▸ **WHAT THIS TASK INVOLVES**
In the data, extract each line that holds the string "characterised".

Recorded data:
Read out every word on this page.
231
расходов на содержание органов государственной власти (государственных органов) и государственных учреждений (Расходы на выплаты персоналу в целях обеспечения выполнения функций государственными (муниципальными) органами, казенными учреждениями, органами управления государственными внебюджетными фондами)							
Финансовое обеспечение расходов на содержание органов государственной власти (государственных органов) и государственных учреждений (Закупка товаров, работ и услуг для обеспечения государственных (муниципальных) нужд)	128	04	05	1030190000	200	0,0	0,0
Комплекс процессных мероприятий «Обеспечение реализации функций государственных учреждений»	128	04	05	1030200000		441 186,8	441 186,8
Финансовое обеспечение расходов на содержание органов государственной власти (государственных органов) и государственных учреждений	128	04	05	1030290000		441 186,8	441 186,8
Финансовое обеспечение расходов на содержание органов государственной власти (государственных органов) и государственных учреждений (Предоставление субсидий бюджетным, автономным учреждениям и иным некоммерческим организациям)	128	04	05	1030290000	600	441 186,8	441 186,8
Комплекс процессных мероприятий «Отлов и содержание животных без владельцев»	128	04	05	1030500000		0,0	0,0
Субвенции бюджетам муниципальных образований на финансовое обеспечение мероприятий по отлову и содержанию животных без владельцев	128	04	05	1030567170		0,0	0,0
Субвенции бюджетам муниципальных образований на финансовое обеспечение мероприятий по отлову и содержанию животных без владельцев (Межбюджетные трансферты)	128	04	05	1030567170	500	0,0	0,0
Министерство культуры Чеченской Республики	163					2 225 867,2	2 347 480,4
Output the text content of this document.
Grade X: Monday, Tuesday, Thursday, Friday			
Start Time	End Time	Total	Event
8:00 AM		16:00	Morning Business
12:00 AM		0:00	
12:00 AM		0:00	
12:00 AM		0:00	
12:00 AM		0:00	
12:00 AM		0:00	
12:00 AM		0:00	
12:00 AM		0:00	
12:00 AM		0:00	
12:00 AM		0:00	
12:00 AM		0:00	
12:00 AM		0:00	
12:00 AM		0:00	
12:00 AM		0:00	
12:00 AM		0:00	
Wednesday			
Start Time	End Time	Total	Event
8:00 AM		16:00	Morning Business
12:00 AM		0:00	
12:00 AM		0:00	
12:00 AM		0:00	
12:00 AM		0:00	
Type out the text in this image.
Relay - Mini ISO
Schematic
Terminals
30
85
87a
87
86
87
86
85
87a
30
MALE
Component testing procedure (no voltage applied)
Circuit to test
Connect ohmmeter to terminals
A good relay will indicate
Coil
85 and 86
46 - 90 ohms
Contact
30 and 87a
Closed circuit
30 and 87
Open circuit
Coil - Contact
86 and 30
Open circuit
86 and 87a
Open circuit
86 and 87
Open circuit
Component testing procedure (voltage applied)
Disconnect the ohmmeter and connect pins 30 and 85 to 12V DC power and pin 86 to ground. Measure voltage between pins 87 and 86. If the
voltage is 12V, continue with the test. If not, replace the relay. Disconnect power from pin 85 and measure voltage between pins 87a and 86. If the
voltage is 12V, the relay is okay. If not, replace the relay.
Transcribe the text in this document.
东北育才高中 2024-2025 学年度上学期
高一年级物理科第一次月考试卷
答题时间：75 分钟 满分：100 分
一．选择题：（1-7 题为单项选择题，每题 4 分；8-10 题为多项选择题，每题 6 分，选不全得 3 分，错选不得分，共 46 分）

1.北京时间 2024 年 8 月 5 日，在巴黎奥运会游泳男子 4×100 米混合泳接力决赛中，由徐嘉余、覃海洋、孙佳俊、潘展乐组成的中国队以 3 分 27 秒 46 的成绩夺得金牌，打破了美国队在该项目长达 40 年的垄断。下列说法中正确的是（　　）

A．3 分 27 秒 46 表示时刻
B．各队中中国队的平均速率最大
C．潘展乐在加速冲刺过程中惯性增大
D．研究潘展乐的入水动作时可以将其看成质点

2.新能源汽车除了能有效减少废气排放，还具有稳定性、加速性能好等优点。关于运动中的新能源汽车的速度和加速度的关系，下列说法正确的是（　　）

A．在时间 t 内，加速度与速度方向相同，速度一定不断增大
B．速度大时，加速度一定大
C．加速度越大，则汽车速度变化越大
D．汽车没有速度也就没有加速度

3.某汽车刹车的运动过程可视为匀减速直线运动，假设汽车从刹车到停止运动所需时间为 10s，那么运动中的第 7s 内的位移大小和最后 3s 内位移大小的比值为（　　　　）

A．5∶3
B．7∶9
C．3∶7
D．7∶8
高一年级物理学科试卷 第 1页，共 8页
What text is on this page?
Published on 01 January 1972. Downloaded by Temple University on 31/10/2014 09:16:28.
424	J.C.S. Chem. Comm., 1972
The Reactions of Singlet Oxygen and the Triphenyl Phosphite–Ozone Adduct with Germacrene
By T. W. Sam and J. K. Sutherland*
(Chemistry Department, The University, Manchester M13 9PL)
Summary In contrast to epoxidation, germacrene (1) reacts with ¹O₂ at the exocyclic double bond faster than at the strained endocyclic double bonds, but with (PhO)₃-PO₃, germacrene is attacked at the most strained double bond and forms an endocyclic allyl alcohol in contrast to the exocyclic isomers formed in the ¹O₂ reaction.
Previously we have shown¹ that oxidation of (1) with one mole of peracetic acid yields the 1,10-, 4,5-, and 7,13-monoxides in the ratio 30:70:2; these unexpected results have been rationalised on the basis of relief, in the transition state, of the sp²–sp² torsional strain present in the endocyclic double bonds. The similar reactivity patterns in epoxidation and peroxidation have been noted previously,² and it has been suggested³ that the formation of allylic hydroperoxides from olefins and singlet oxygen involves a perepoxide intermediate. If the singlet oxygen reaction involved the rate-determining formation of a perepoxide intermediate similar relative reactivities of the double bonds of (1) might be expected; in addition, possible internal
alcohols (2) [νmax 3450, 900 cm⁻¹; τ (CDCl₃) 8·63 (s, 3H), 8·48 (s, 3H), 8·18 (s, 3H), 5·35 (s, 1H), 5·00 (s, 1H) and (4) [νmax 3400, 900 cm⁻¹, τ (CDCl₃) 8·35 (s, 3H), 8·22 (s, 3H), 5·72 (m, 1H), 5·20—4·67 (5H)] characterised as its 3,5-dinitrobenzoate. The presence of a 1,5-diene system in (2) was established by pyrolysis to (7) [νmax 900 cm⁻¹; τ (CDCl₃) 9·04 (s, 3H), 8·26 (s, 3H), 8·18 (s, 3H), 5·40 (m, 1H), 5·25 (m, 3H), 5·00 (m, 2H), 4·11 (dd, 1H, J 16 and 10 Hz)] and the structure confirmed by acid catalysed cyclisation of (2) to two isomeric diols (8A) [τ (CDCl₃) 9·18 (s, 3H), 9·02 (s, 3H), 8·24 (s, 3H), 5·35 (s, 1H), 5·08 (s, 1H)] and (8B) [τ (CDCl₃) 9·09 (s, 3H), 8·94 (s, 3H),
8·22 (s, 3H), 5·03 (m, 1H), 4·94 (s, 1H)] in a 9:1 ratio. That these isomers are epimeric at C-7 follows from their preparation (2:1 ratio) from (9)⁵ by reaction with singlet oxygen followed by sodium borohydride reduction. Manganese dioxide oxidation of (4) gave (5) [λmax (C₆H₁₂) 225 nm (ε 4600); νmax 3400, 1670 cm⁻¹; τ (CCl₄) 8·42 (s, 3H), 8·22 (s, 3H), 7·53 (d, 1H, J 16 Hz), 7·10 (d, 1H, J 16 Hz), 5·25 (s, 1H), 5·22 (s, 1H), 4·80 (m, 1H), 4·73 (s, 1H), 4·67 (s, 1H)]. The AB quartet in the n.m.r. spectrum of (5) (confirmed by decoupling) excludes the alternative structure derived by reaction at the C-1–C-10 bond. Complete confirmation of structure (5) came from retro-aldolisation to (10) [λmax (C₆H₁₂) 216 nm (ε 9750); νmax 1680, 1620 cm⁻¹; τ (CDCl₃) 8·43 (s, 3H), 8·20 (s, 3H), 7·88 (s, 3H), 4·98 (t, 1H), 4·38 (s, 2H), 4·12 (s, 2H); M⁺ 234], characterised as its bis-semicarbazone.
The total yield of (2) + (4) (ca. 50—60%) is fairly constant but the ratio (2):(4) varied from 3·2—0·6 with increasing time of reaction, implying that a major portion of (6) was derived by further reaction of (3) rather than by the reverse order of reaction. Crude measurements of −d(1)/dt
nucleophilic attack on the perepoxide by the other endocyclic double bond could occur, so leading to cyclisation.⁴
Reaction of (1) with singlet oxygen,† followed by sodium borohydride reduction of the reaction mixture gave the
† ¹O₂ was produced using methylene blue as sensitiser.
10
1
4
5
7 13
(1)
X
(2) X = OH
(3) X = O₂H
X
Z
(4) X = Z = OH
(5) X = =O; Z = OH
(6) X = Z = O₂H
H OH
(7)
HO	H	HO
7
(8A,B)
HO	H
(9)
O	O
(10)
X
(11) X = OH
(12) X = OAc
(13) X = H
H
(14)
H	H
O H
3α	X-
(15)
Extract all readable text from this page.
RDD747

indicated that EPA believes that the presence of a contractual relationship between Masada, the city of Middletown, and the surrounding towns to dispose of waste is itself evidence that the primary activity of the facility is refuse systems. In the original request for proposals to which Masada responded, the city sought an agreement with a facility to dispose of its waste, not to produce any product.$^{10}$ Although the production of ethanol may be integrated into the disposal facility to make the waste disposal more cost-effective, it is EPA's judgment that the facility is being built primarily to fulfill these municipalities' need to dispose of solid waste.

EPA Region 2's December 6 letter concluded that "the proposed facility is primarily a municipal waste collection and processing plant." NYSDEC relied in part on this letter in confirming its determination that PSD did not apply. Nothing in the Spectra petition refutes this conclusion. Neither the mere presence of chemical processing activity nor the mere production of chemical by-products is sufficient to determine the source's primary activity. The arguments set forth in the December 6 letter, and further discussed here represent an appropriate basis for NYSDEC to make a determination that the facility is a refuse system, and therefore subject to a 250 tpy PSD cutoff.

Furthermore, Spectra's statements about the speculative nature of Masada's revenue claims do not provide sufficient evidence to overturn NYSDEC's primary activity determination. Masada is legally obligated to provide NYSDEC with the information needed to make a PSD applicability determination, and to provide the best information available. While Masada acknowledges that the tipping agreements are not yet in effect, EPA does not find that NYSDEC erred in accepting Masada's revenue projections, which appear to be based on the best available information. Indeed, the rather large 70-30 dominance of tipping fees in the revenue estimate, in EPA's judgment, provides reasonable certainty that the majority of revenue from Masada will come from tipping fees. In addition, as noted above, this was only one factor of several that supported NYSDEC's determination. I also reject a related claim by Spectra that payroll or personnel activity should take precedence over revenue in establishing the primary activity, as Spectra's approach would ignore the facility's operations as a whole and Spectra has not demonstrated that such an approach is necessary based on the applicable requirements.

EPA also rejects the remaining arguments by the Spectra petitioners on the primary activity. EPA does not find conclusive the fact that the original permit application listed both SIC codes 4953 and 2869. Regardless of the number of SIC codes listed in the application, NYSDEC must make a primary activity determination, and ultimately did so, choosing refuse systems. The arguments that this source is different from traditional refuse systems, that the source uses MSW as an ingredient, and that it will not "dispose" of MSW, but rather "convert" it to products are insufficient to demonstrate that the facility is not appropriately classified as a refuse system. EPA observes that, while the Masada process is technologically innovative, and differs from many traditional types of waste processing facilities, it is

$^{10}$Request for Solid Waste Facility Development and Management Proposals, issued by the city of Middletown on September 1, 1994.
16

▸ **THE REPLY**
alcohols (2) [νmax 3450, 900 cm⁻¹; τ (CDCl₃) 8·63 (s, 3H), 8·48 (s, 3H), 8·18 (s, 3H), 5·35 (s, 1H), 5·00 (s, 1H) and (4) [νmax 3400, 900 cm⁻¹, τ (CDCl₃) 8·35 (s, 3H), 8·22 (s, 3H), 5·72 (m, 1H), 5·20—4·67 (5H)] characterised as its 3,5-dinitrobenzoate. The presence of a 1,5-diene system in (2) was established by pyrolysis to (7) [νmax 900 cm⁻¹; τ (CDCl₃) 9·04 (s, 3H), 8·26 (s, 3H), 8·18 (s, 3H), 5·40 (m, 1H), 5·25 (m, 3H), 5·00 (m, 2H), 4·11 (dd, 1H, J 16 and 10 Hz)] and the structure confirmed by acid catalysed cyclisation of (2) to two isomeric diols (8A) [τ (CDCl₃) 9·18 (s, 3H), 9·02 (s, 3H), 8·24 (s, 3H), 5·35 (s, 1H), 5·08 (s, 1H)] and (8B) [τ (CDCl₃) 9·09 (s, 3H), 8·94 (s, 3H),
8·22 (s, 3H), 5·03 (m, 1H), 4·94 (s, 1H)] in a 9:1 ratio. That these isomers are epimeric at C-7 follows from their preparation (2:1 ratio) from (9)⁵ by reaction with singlet oxygen followed by sodium borohydride reduction. Manganese dioxide oxidation of (4) gave (5) [λmax (C₆H₁₂) 225 nm (ε 4600); νmax 3400, 1670 cm⁻¹; τ (CCl₄) 8·42 (s, 3H), 8·22 (s, 3H), 7·53 (d, 1H, J 16 Hz), 7·10 (d, 1H, J 16 Hz), 5·25 (s, 1H), 5·22 (s, 1H), 4·80 (m, 1H), 4·73 (s, 1H), 4·67 (s, 1H)]. The AB quartet in the n.m.r. spectrum of (5) (confirmed by decoupling) excludes the alternative structure derived by reaction at the C-1–C-10 bond. Complete confirmation of structure (5) came from retro-aldolisation to (10) [λmax (C₆H₁₂) 216 nm (ε 9750); νmax 1680, 1620 cm⁻¹; τ (CDCl₃) 8·43 (s, 3H), 8·20 (s, 3H), 7·88 (s, 3H), 4·98 (t, 1H), 4·38 (s, 2H), 4·12 (s, 2H); M⁺ 234], characterised as its bis-semicarbazone.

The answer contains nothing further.